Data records
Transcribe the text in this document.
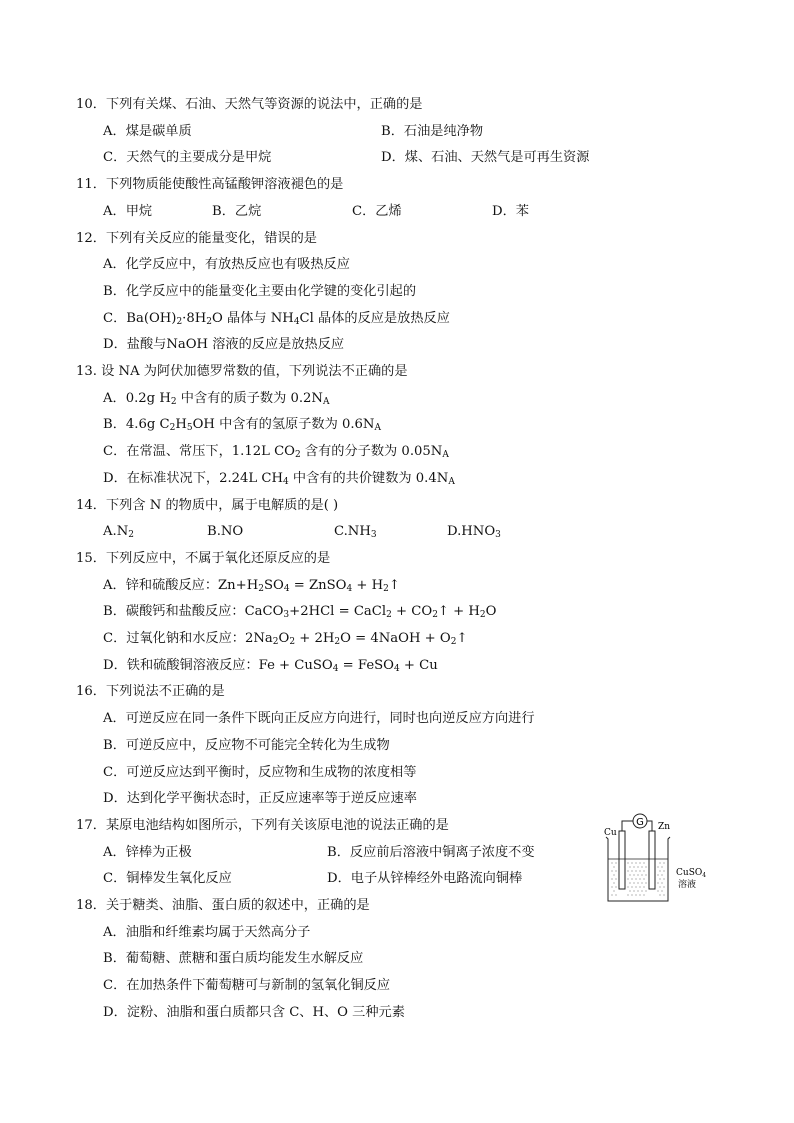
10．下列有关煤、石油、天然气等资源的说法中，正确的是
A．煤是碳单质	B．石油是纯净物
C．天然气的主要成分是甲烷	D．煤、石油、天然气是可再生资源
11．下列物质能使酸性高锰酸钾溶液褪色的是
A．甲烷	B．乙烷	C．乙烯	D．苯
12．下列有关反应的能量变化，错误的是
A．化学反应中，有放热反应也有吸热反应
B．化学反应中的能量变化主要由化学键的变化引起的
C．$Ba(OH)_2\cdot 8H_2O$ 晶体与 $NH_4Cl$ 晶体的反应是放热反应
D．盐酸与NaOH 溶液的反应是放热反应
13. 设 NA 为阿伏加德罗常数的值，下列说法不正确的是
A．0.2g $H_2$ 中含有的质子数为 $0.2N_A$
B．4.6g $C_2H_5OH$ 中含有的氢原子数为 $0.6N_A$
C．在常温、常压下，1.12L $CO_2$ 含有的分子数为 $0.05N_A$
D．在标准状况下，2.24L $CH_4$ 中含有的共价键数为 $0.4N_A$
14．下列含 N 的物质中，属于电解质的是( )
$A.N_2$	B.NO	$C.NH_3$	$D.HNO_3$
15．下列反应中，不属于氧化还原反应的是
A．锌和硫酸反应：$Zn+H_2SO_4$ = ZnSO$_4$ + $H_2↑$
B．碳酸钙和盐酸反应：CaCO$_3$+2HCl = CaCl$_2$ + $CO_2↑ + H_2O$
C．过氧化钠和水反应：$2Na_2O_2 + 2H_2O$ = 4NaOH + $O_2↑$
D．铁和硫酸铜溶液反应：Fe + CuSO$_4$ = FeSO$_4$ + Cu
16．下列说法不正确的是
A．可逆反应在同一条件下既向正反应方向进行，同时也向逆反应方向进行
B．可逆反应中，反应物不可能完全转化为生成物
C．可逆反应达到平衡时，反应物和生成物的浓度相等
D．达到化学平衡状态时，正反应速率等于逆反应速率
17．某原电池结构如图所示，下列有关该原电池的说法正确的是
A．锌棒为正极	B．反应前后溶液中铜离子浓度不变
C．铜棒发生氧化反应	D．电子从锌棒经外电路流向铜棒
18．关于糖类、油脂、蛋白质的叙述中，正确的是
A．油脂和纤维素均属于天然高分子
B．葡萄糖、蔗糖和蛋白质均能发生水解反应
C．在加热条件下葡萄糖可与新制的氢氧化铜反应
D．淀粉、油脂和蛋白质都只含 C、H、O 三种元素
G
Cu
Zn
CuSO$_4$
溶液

● **SET PROBLEM**: Pick out every line above that holds the word "下列说法不正确的是" and copy it.

● **OUTPUT BELOW**:
13. 设 NA 为阿伏加德罗常数的值，下列说法不正确的是
16．下列说法不正确的是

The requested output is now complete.